Search the records below for the word "structured" and show every line where it occurs.

+-------+

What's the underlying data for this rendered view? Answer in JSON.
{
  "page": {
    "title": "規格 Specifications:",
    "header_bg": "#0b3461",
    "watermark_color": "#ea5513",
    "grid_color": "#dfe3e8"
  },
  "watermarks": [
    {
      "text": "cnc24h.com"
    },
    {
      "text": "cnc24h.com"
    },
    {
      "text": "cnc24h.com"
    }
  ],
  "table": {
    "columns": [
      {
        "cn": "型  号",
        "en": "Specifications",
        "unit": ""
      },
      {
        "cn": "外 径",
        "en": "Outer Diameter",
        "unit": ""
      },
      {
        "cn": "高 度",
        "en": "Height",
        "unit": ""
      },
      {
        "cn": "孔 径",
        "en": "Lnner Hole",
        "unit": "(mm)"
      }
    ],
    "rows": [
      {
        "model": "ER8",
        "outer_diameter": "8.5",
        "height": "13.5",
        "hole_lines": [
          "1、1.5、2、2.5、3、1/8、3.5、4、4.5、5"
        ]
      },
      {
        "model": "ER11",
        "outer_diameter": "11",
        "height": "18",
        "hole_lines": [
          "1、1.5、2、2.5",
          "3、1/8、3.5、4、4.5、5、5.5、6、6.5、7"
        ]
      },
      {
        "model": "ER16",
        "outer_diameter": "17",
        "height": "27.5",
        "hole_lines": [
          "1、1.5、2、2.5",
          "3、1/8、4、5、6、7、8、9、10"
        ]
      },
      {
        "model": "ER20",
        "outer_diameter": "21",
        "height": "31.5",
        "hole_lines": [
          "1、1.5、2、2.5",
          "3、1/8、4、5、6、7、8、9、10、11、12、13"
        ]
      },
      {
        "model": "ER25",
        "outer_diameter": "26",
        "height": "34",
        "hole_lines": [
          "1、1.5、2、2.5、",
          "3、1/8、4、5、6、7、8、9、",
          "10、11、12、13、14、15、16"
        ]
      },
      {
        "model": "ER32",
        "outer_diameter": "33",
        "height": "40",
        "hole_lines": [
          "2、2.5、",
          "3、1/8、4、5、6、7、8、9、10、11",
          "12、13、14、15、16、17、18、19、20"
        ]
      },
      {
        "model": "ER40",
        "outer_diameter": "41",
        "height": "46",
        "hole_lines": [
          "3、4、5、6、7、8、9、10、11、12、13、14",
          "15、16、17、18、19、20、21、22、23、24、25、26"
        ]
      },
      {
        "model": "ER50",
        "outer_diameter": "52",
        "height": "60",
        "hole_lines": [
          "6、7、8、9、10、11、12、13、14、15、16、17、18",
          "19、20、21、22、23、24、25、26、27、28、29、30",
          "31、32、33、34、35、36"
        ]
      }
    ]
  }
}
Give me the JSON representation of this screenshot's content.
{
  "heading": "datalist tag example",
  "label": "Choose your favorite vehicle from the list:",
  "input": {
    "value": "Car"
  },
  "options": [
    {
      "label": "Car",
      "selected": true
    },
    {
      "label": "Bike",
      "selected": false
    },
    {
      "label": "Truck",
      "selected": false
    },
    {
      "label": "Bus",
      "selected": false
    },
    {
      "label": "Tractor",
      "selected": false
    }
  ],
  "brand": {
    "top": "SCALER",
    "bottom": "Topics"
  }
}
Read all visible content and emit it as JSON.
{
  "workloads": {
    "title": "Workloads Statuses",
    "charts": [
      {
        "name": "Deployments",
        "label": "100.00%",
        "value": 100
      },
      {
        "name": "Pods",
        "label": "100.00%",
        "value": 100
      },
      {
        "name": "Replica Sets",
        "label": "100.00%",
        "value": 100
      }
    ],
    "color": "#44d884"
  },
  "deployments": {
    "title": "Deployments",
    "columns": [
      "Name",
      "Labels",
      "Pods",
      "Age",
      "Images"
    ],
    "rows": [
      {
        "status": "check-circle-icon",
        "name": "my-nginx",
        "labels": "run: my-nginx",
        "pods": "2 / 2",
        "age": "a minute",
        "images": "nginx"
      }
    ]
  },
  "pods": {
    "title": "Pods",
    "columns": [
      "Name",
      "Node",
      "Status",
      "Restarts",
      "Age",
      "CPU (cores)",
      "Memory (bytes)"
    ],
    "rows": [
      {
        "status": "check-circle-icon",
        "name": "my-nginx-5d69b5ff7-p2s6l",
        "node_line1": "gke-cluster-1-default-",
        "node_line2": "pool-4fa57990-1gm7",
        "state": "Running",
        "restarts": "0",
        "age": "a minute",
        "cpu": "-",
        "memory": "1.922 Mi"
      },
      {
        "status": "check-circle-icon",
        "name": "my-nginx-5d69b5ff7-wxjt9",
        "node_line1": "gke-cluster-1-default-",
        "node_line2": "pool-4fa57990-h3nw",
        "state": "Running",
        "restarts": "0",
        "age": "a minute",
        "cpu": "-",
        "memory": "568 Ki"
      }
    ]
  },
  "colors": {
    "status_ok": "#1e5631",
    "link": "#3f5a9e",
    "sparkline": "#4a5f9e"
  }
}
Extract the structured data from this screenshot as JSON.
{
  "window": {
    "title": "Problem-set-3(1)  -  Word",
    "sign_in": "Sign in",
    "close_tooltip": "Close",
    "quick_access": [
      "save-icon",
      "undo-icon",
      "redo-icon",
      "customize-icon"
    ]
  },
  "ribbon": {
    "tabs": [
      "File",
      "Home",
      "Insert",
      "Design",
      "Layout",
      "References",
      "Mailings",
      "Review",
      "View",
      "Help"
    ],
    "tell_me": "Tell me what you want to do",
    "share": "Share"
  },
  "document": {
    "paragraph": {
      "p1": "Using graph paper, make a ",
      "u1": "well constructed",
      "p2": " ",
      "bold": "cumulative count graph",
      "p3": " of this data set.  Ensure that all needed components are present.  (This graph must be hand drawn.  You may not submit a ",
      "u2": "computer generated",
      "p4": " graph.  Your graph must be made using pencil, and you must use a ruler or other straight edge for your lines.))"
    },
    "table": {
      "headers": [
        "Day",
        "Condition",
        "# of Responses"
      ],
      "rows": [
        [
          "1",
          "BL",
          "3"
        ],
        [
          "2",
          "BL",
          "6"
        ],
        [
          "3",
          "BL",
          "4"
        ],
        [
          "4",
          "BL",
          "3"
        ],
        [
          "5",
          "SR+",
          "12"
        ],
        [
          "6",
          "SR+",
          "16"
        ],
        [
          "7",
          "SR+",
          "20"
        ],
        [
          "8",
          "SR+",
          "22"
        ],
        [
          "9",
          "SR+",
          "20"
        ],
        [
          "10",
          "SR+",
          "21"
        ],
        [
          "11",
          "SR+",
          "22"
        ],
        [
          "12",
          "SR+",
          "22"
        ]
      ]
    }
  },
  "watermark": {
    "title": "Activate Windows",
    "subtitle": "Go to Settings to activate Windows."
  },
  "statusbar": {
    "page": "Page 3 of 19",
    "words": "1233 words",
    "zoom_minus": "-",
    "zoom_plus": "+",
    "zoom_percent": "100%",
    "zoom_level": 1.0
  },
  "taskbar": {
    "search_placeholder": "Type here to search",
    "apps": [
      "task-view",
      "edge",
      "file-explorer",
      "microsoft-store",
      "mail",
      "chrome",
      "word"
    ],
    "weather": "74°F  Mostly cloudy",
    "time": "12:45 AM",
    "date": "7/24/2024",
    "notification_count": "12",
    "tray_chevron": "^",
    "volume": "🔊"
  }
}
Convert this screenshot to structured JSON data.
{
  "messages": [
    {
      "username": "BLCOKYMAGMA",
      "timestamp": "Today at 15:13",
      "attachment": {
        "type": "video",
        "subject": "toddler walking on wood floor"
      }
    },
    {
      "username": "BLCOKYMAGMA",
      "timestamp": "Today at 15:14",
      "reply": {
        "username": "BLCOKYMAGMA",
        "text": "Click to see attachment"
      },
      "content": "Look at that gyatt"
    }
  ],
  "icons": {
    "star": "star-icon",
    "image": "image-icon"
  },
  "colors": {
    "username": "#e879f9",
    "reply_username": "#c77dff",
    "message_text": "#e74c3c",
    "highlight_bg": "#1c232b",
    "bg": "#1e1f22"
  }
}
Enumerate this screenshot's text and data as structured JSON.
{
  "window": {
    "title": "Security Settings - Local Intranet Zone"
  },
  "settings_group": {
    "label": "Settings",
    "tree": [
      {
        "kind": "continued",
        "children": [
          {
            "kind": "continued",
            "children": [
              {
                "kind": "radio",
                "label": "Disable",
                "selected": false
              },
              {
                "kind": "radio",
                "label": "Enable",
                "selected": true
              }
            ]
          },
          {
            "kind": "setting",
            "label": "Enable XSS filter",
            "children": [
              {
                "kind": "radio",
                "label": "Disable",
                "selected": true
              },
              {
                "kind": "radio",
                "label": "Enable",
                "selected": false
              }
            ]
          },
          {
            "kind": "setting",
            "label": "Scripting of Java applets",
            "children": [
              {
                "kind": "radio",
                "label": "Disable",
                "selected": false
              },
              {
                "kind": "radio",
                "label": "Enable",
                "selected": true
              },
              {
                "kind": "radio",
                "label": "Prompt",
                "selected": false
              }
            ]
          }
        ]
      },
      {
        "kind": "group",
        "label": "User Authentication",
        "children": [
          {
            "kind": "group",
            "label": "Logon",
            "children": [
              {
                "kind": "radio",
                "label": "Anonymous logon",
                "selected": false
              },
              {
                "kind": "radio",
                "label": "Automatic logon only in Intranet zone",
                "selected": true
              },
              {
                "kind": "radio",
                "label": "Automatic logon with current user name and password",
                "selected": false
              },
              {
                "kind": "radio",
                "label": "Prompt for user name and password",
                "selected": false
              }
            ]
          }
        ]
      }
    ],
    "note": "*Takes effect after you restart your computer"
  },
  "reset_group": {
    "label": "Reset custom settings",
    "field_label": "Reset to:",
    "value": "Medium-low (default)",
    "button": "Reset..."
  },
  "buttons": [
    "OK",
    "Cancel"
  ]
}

+-------+

▶ Finished task:
Extract the structured data from this screenshot as JSON.
Convert this screenshot to structured JSON data.
Enumerate this screenshot's text and data as structured JSON.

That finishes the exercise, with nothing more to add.